◆ STORED ROWS ◆
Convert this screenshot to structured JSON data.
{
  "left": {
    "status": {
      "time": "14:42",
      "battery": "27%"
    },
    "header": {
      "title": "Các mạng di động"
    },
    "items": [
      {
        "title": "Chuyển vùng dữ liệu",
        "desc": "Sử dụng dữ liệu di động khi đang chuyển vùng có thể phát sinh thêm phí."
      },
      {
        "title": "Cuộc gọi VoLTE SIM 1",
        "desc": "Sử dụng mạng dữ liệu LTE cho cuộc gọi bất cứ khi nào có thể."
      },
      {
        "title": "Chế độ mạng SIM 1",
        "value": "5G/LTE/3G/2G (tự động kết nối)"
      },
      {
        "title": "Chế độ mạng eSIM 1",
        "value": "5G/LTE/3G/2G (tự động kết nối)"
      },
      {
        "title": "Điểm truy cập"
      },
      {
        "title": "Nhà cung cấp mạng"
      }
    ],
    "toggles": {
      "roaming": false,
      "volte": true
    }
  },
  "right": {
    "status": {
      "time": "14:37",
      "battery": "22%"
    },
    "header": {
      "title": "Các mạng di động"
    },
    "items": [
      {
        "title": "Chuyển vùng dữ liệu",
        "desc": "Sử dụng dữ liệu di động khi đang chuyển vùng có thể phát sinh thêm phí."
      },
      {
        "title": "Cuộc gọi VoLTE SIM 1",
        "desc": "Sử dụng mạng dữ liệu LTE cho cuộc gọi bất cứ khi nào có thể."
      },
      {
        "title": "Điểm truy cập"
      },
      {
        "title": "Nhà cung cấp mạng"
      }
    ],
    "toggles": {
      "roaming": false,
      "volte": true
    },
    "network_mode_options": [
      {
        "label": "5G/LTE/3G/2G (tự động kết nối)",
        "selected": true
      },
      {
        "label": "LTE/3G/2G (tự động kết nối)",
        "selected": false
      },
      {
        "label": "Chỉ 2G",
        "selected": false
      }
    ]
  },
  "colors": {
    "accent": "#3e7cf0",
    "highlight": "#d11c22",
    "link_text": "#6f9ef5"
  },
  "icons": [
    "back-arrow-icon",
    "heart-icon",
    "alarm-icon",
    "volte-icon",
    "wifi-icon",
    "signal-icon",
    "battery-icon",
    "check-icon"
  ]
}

◆ YOUR TASK ◆
Restate each entry exactly, skipping none.

◆ ANSWER IN FULL ◆
Convert this screenshot to structured JSON data.
{
  "left": {
    "status": {
      "time": "14:42",
      "battery": "27%"
    },
    "header": {
      "title": "Các mạng di động"
    },
    "items": [
      {
        "title": "Chuyển vùng dữ liệu",
        "desc": "Sử dụng dữ liệu di động khi đang chuyển vùng có thể phát sinh thêm phí."
      },
      {
        "title": "Cuộc gọi VoLTE SIM 1",
        "desc": "Sử dụng mạng dữ liệu LTE cho cuộc gọi bất cứ khi nào có thể."
      },
      {
        "title": "Chế độ mạng SIM 1",
        "value": "5G/LTE/3G/2G (tự động kết nối)"
      },
      {
        "title": "Chế độ mạng eSIM 1",
        "value": "5G/LTE/3G/2G (tự động kết nối)"
      },
      {
        "title": "Điểm truy cập"
      },
      {
        "title": "Nhà cung cấp mạng"
      }
    ],
    "toggles": {
      "roaming": false,
      "volte": true
    }
  },
  "right": {
    "status": {
      "time": "14:37",
      "battery": "22%"
    },
    "header": {
      "title": "Các mạng di động"
    },
    "items": [
      {
        "title": "Chuyển vùng dữ liệu",
        "desc": "Sử dụng dữ liệu di động khi đang chuyển vùng có thể phát sinh thêm phí."
      },
      {
        "title": "Cuộc gọi VoLTE SIM 1",
        "desc": "Sử dụng mạng dữ liệu LTE cho cuộc gọi bất cứ khi nào có thể."
      },
      {
        "title": "Điểm truy cập"
      },
      {
        "title": "Nhà cung cấp mạng"
      }
    ],
    "toggles": {
      "roaming": false,
      "volte": true
    },
    "network_mode_options": [
      {
        "label": "5G/LTE/3G/2G (tự động kết nối)",
        "selected": true
      },
      {
        "label": "LTE/3G/2G (tự động kết nối)",
        "selected": false
      },
      {
        "label": "Chỉ 2G",
        "selected": false
      }
    ]
  },
  "colors": {
    "accent": "#3e7cf0",
    "highlight": "#d11c22",
    "link_text": "#6f9ef5"
  },
  "icons": [
    "back-arrow-icon",
    "heart-icon",
    "alarm-icon",
    "volte-icon",
    "wifi-icon",
    "signal-icon",
    "battery-icon",
    "check-icon"
  ]
}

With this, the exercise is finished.